→ Challenge
Transcribe word for word the lines of the material from the line with "footer-page-load: 🔄 Initial" to the line with "metric-value-2: 0 ms [57,656,459,681]", both included.

[Start of Listing]

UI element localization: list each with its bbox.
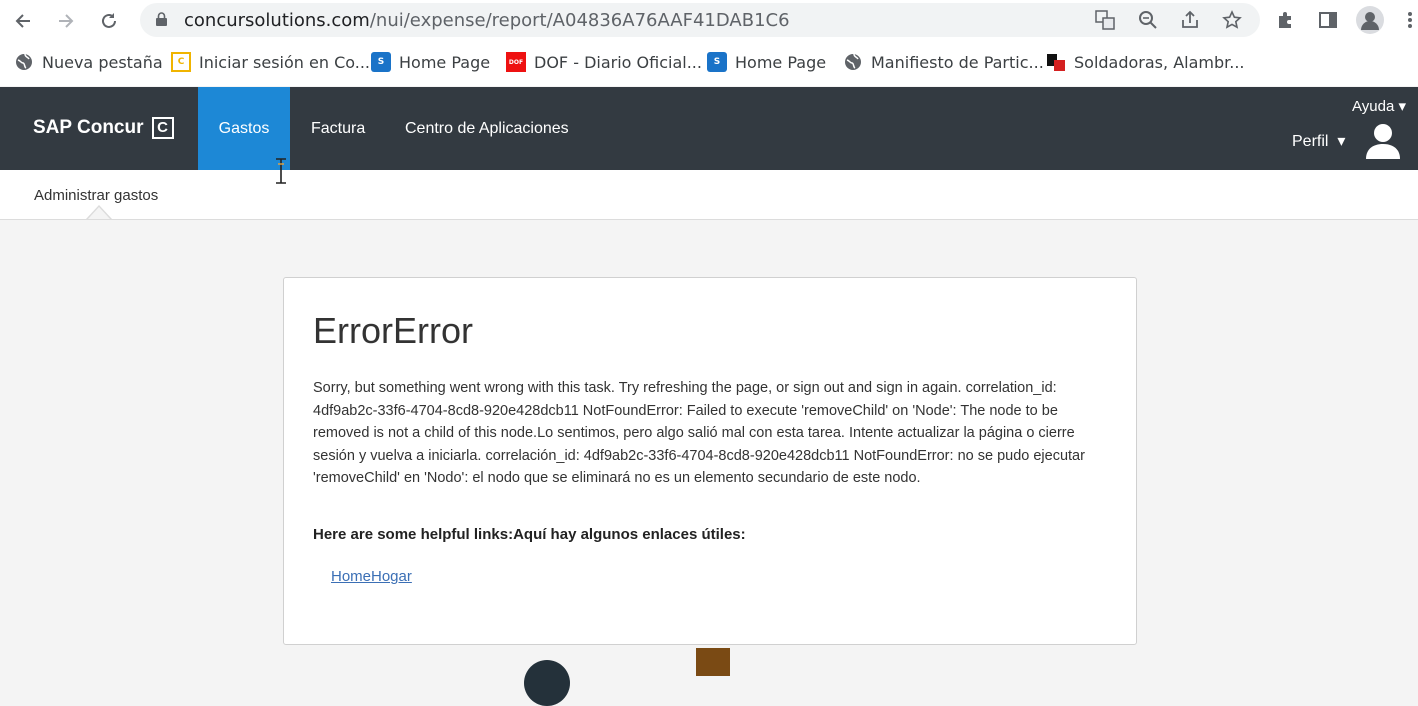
helpful-links-heading: Here are some helpful links:Aquí hay alg… [313, 526, 746, 543]
back-arrow-icon[interactable] [10, 8, 36, 34]
error-card: ErrorError Sorry, but something went wro… [283, 277, 1137, 645]
address-bar[interactable]: concursolutions.com/nui/expense/report/A… [140, 3, 1260, 37]
lock-icon [156, 12, 167, 26]
bookmark-iniciar-sesion[interactable]: C Iniciar sesión en Co... [171, 52, 370, 72]
home-link[interactable]: HomeHogar [331, 568, 412, 585]
app-header: SAP Concur C Gastos Factura Centro de Ap… [0, 87, 1418, 170]
share-icon[interactable] [1179, 9, 1201, 31]
forward-arrow-icon[interactable] [53, 8, 79, 34]
browser-profile-avatar[interactable] [1356, 6, 1384, 34]
text-cursor-icon [276, 158, 286, 184]
sap-concur-logo[interactable]: SAP Concur C [33, 117, 174, 139]
concur-logo-icon: C [151, 117, 174, 139]
sharepoint-icon: S [371, 52, 391, 72]
store-icon [1046, 52, 1066, 72]
browser-menu-icon[interactable] [1398, 8, 1418, 32]
bookmark-dof[interactable]: DOF DOF - Diario Oficial... [506, 52, 702, 72]
reload-icon[interactable] [96, 8, 122, 34]
browser-toolbar: concursolutions.com/nui/expense/report/A… [0, 0, 1418, 40]
decorative-graphic [524, 660, 570, 706]
bookmark-soldadoras[interactable]: Soldadoras, Alambr... [1046, 52, 1245, 72]
translate-icon[interactable] [1094, 9, 1116, 31]
chevron-down-icon: ▾ [1328, 133, 1346, 150]
decorative-graphic [696, 648, 730, 676]
concur-favicon: C [171, 52, 191, 72]
active-indicator-fill [88, 207, 110, 219]
user-avatar-icon[interactable] [1364, 121, 1402, 161]
bookmark-home-page-1[interactable]: S Home Page [371, 52, 490, 72]
error-message: Sorry, but something went wrong with thi… [313, 380, 1085, 486]
tab-factura[interactable]: Factura [311, 87, 365, 170]
bookmarks-bar: Nueva pestaña C Iniciar sesión en Co... … [0, 40, 1418, 86]
error-title: ErrorError [313, 310, 473, 351]
zoom-icon[interactable] [1137, 9, 1159, 31]
sub-navigation: Administrar gastos [0, 170, 1418, 220]
bookmark-home-page-2[interactable]: S Home Page [707, 52, 826, 72]
globe-icon [14, 52, 34, 72]
help-menu[interactable]: Ayuda ▾ [1352, 97, 1406, 115]
bookmark-star-icon[interactable] [1221, 9, 1243, 31]
bookmark-nueva-pestana[interactable]: Nueva pestaña [14, 52, 163, 72]
chevron-down-icon: ▾ [1394, 98, 1406, 115]
extensions-puzzle-icon[interactable] [1273, 8, 1297, 32]
dof-icon: DOF [506, 52, 526, 72]
globe-icon [843, 52, 863, 72]
url-text: concursolutions.com/nui/expense/report/A… [184, 10, 790, 31]
profile-menu[interactable]: Perfil ▾ [1292, 131, 1345, 151]
tab-centro-de-aplicaciones[interactable]: Centro de Aplicaciones [405, 87, 569, 170]
bookmark-manifiesto[interactable]: Manifiesto de Partic... [843, 52, 1044, 72]
side-panel-icon[interactable] [1316, 8, 1340, 32]
subnav-administrar-gastos[interactable]: Administrar gastos [34, 187, 158, 204]
sharepoint-icon: S [707, 52, 727, 72]
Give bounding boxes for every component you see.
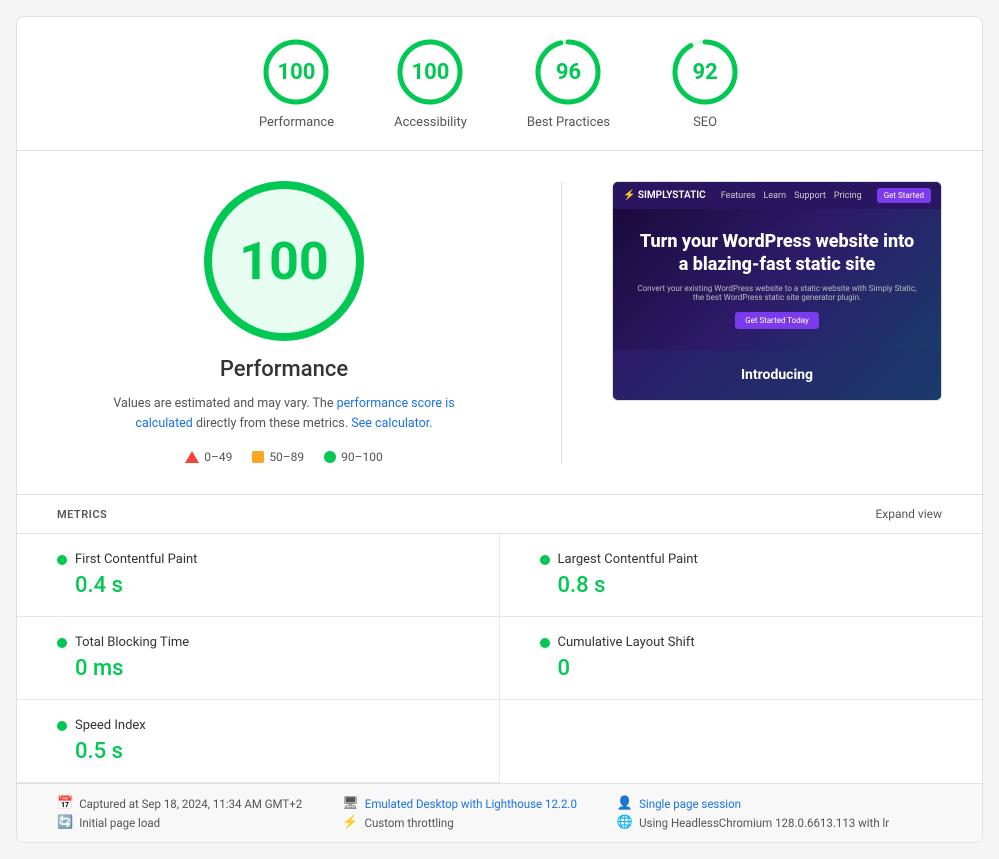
footer-page-load: 🔄 Initial page load [57,815,302,830]
footer-col-1: 📅 Captured at Sep 18, 2024, 11:34 AM GMT… [57,796,302,830]
footer-captured: 📅 Captured at Sep 18, 2024, 11:34 AM GMT… [57,796,302,811]
legend-poor-label: 0–49 [204,450,232,464]
metrics-grid: First Contentful Paint 0.4 s Largest Con… [17,533,982,783]
screenshot-bottom: Introducing [613,350,941,400]
user-icon: 👤 [617,796,633,811]
screenshot-sub-text: Convert your existing WordPress website … [633,284,921,302]
dot-icon [324,451,336,463]
metric-value-2: 0 ms [57,656,459,681]
footer-col-3: 👤 Single page session 🌐 Using HeadlessCh… [617,796,889,830]
screenshot-intro-text: Introducing [741,367,813,383]
legend-moderate: 50–89 [252,450,304,464]
metric-name-3: Cumulative Layout Shift [558,635,695,650]
expand-view-button[interactable]: Expand view [875,507,942,521]
score-item-accessibility: 100 Accessibility [394,37,467,130]
metric-name-row-4: Speed Index [57,718,459,733]
metric-name-1: Largest Contentful Paint [558,552,698,567]
legend-moderate-label: 50–89 [269,450,304,464]
big-score-value: 100 [239,231,329,292]
legend-good: 90–100 [324,450,383,464]
screenshot-logo: ⚡ SIMPLYSTATIC [623,190,706,201]
reload-icon: 🔄 [57,815,73,830]
right-panel: ⚡ SIMPLYSTATIC Features Learn Support Pr… [612,181,942,464]
desktop-icon: 🖥 [342,796,359,811]
calculator-link[interactable]: See calculator. [351,416,432,431]
score-value-accessibility: 100 [412,60,450,85]
session-link[interactable]: Single page session [639,797,741,811]
score-item-seo: 92 SEO [670,37,740,130]
left-panel: 100 Performance Values are estimated and… [57,181,511,464]
metric-name-row-2: Total Blocking Time [57,635,459,650]
score-circle-seo: 92 [670,37,740,107]
metric-name-2: Total Blocking Time [75,635,189,650]
vertical-divider [561,181,562,464]
footer-session: 👤 Single page session [617,796,889,811]
metrics-title: METRICS [57,508,107,521]
footer-col-2: 🖥 Emulated Desktop with Lighthouse 12.2.… [342,796,577,830]
metrics-section: METRICS Expand view First Contentful Pai… [17,494,982,783]
metric-name-row-1: Largest Contentful Paint [540,552,943,567]
metric-dot-0 [57,555,67,565]
metric-item-0: First Contentful Paint 0.4 s [17,534,500,617]
metric-item-1: Largest Contentful Paint 0.8 s [500,534,983,617]
metric-item-2: Total Blocking Time 0 ms [17,617,500,700]
score-circle-accessibility: 100 [395,37,465,107]
score-label-performance: Performance [259,115,334,130]
score-value-seo: 92 [692,60,717,85]
metric-name-row-3: Cumulative Layout Shift [540,635,943,650]
legend-good-label: 90–100 [341,450,383,464]
footer-lighthouse: 🖥 Emulated Desktop with Lighthouse 12.2.… [342,796,577,811]
footer-throttling: ⚡ Custom throttling [342,815,577,830]
metric-name-4: Speed Index [75,718,146,733]
screenshot-hero-cta: Get Started Today [735,312,819,329]
screenshot-cta-button: Get Started [877,188,931,203]
score-value-performance: 100 [278,60,316,85]
metrics-header: METRICS Expand view [17,494,982,533]
square-icon [252,451,264,463]
score-value-best-practices: 96 [556,60,581,85]
main-card: 100 Performance 100 Accessibility 96 Bes… [16,16,983,843]
metric-name-0: First Contentful Paint [75,552,197,567]
main-content: 100 Performance Values are estimated and… [17,151,982,494]
screenshot-nav: ⚡ SIMPLYSTATIC Features Learn Support Pr… [613,182,941,209]
score-circle-best-practices: 96 [533,37,603,107]
metric-value-0: 0.4 s [57,573,459,598]
metric-name-row-0: First Contentful Paint [57,552,459,567]
big-score-circle: 100 [204,181,364,341]
metric-value-1: 0.8 s [540,573,943,598]
score-label-seo: SEO [693,115,717,130]
screenshot-hero-title: Turn your WordPress website into a blazi… [633,230,921,277]
lighthouse-link[interactable]: Emulated Desktop with Lighthouse 12.2.0 [365,797,577,811]
score-label-best-practices: Best Practices [527,115,610,130]
calendar-icon: 📅 [57,796,73,811]
website-screenshot: ⚡ SIMPLYSTATIC Features Learn Support Pr… [612,181,942,401]
legend-poor: 0–49 [185,450,232,464]
performance-description: Values are estimated and may vary. The p… [84,394,484,434]
screenshot-nav-links: Features Learn Support Pricing [721,191,862,201]
globe-icon: 🌐 [617,815,633,830]
footer-bar: 📅 Captured at Sep 18, 2024, 11:34 AM GMT… [17,783,982,842]
metric-item-4: Speed Index 0.5 s [17,700,500,783]
score-item-performance: 100 Performance [259,37,334,130]
metric-dot-1 [540,555,550,565]
score-label-accessibility: Accessibility [394,115,467,130]
footer-browser: 🌐 Using HeadlessChromium 128.0.6613.113 … [617,815,889,830]
metric-dot-2 [57,638,67,648]
metric-value-3: 0 [540,656,943,681]
screenshot-hero: Turn your WordPress website into a blazi… [613,209,941,350]
score-item-best-practices: 96 Best Practices [527,37,610,130]
metric-value-4: 0.5 s [57,739,459,764]
scores-bar: 100 Performance 100 Accessibility 96 Bes… [17,17,982,151]
performance-title: Performance [220,357,348,382]
score-legend: 0–49 50–89 90–100 [185,450,383,464]
metric-dot-4 [57,721,67,731]
score-circle-performance: 100 [261,37,331,107]
throttle-icon: ⚡ [342,815,358,830]
triangle-icon [185,451,199,463]
metric-dot-3 [540,638,550,648]
metric-item-3: Cumulative Layout Shift 0 [500,617,983,700]
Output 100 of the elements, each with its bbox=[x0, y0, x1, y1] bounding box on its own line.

[End of Listing]

→ Task solution
footer-page-load: 🔄 Initial page load [57,815,302,830]
footer-col-1: 📅 Captured at Sep 18, 2024, 11:34 AM GMT… [57,796,302,830]
footer-captured: 📅 Captured at Sep 18, 2024, 11:34 AM GMT… [57,796,302,811]
legend-poor-label: 0–49 [204,450,232,464]
metrics-grid: First Contentful Paint 0.4 s Largest Con… [17,533,982,783]
screenshot-bottom: Introducing [613,350,941,400]
user-icon: 👤 [617,796,633,811]
screenshot-sub-text: Convert your existing WordPress website … [633,284,921,302]
dot-icon [324,451,336,463]
metric-value-2: 0 ms [57,656,459,681]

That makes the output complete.